### What you should do:
In the material below, the lines containing the word "TradingView" are required; copy each of them.

-- begin --

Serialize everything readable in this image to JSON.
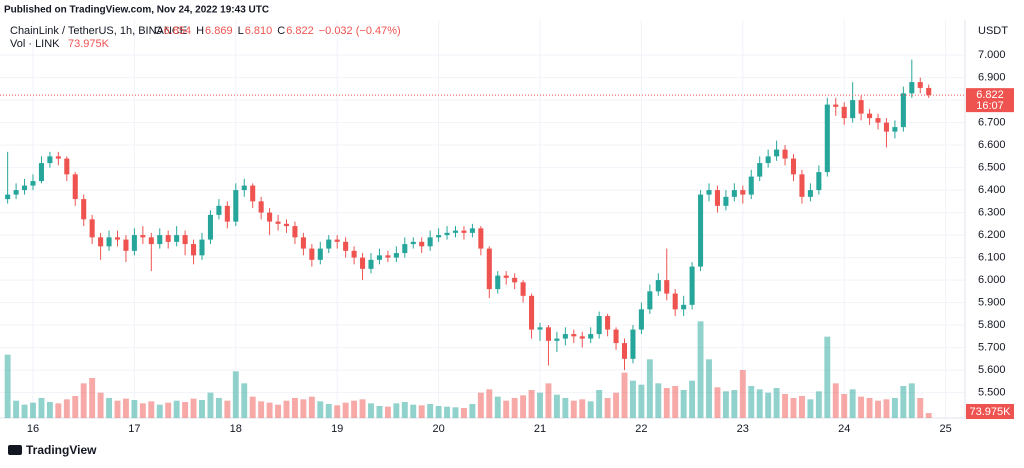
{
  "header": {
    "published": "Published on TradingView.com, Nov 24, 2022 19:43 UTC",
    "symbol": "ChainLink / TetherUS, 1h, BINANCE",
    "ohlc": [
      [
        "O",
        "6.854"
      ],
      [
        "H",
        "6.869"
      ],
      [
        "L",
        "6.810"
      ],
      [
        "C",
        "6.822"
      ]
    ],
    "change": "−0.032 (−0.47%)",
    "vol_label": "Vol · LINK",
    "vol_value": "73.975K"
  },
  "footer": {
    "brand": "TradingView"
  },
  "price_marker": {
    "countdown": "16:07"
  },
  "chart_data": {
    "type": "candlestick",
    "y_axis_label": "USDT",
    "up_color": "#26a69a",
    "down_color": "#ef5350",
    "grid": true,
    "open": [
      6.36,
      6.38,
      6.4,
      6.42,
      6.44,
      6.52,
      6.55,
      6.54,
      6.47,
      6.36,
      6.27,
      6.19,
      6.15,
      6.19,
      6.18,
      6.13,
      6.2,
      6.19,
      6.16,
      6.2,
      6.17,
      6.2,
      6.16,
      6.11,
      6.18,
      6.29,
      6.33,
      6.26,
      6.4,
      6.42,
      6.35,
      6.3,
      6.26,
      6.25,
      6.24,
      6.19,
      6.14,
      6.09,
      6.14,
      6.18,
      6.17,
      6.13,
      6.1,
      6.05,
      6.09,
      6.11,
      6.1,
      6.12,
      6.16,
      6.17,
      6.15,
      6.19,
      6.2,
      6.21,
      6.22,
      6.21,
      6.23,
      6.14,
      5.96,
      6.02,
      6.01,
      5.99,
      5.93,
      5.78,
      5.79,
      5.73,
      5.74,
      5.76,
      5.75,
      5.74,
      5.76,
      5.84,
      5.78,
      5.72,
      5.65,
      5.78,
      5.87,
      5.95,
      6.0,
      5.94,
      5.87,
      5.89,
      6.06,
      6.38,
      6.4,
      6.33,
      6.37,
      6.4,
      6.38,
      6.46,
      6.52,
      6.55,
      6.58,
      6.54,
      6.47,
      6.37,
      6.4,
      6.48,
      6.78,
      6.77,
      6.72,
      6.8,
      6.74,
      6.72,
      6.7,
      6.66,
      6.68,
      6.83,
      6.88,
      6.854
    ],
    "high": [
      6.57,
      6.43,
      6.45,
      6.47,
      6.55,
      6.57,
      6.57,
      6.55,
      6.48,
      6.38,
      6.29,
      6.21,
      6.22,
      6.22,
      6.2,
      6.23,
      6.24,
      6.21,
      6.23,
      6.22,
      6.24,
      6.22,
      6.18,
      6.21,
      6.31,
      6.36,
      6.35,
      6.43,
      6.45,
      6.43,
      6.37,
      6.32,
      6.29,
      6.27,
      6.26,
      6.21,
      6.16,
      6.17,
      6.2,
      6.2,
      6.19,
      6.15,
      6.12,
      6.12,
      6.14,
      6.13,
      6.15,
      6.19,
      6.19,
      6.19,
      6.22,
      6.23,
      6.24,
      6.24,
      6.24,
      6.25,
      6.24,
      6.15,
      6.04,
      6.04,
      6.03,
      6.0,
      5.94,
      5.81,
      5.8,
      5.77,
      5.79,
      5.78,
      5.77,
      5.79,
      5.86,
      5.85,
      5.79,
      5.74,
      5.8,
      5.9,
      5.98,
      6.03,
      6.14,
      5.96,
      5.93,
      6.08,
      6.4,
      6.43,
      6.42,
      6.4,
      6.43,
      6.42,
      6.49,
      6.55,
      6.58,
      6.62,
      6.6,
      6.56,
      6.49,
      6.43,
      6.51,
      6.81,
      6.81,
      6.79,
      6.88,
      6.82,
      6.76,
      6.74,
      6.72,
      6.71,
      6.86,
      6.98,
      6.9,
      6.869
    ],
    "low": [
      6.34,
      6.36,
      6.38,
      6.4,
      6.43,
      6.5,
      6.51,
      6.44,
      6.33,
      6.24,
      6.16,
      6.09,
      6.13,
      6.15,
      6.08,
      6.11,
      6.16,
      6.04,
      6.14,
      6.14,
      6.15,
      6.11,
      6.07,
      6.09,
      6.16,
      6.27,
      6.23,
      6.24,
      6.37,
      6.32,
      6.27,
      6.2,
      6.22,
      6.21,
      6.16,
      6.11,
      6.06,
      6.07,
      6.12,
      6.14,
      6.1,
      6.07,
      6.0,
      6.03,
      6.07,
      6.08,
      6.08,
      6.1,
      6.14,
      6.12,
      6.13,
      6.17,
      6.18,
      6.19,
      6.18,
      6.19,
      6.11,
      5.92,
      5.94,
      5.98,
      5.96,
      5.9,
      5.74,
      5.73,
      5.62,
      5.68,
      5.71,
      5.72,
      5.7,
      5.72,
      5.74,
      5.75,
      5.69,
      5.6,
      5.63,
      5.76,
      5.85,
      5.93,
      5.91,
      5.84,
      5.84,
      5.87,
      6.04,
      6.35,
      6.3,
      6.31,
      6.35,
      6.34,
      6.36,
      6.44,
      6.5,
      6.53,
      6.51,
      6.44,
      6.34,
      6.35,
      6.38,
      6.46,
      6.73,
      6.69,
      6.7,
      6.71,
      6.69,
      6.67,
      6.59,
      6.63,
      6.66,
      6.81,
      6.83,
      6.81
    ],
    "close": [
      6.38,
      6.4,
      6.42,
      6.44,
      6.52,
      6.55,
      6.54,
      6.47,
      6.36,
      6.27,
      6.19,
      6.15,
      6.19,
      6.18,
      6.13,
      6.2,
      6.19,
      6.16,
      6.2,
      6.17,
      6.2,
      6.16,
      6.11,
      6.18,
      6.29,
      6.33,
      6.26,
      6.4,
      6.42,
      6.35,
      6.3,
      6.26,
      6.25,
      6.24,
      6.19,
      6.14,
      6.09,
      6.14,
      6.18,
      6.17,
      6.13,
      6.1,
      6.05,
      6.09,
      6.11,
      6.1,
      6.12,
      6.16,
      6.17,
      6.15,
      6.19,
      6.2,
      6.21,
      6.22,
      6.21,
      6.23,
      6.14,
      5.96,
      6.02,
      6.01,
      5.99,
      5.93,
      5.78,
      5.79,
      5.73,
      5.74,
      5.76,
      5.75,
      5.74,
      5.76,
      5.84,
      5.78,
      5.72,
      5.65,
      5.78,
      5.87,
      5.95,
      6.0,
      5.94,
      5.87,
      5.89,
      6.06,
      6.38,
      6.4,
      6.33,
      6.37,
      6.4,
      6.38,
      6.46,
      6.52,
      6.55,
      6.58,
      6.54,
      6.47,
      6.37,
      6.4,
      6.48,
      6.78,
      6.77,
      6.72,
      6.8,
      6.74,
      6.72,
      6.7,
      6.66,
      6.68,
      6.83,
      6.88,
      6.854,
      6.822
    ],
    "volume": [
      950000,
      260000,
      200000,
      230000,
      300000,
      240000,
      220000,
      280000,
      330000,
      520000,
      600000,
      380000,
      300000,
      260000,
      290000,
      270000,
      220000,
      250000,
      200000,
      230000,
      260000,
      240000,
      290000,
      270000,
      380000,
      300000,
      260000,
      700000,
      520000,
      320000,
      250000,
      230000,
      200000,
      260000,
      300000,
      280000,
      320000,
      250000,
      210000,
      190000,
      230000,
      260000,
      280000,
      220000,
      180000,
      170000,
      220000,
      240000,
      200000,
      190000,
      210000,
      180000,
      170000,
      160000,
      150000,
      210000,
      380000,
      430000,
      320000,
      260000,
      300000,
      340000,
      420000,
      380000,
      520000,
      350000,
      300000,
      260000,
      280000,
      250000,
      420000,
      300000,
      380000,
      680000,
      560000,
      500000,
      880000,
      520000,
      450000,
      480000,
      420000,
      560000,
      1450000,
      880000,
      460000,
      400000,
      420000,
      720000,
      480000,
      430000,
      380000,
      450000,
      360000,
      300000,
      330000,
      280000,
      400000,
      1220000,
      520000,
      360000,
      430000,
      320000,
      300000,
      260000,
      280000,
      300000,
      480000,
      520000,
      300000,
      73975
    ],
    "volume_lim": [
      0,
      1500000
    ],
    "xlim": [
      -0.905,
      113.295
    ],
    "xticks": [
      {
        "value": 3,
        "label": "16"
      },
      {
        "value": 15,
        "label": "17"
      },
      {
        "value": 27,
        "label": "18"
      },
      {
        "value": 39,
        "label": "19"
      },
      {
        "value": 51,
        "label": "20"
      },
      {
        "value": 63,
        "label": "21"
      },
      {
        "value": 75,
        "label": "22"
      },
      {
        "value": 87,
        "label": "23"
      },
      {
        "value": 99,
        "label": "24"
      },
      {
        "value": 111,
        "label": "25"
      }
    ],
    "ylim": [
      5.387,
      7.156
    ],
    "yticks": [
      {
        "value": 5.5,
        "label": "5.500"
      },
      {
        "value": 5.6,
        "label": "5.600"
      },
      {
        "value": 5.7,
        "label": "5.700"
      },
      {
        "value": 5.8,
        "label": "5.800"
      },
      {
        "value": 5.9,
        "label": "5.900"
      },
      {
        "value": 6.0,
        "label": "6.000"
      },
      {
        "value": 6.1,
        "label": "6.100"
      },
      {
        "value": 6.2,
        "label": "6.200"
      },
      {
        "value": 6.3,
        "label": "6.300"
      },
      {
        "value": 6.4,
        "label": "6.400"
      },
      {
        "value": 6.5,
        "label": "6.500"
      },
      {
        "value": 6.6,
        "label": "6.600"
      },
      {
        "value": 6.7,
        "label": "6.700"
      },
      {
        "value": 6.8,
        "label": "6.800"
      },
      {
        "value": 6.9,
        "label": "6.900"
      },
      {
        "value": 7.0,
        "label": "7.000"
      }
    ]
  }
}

-- end --

### Output of the exercise:
    "published": "Published on TradingView.com, Nov 24, 2022 19:43 UTC",
    "brand": "TradingView"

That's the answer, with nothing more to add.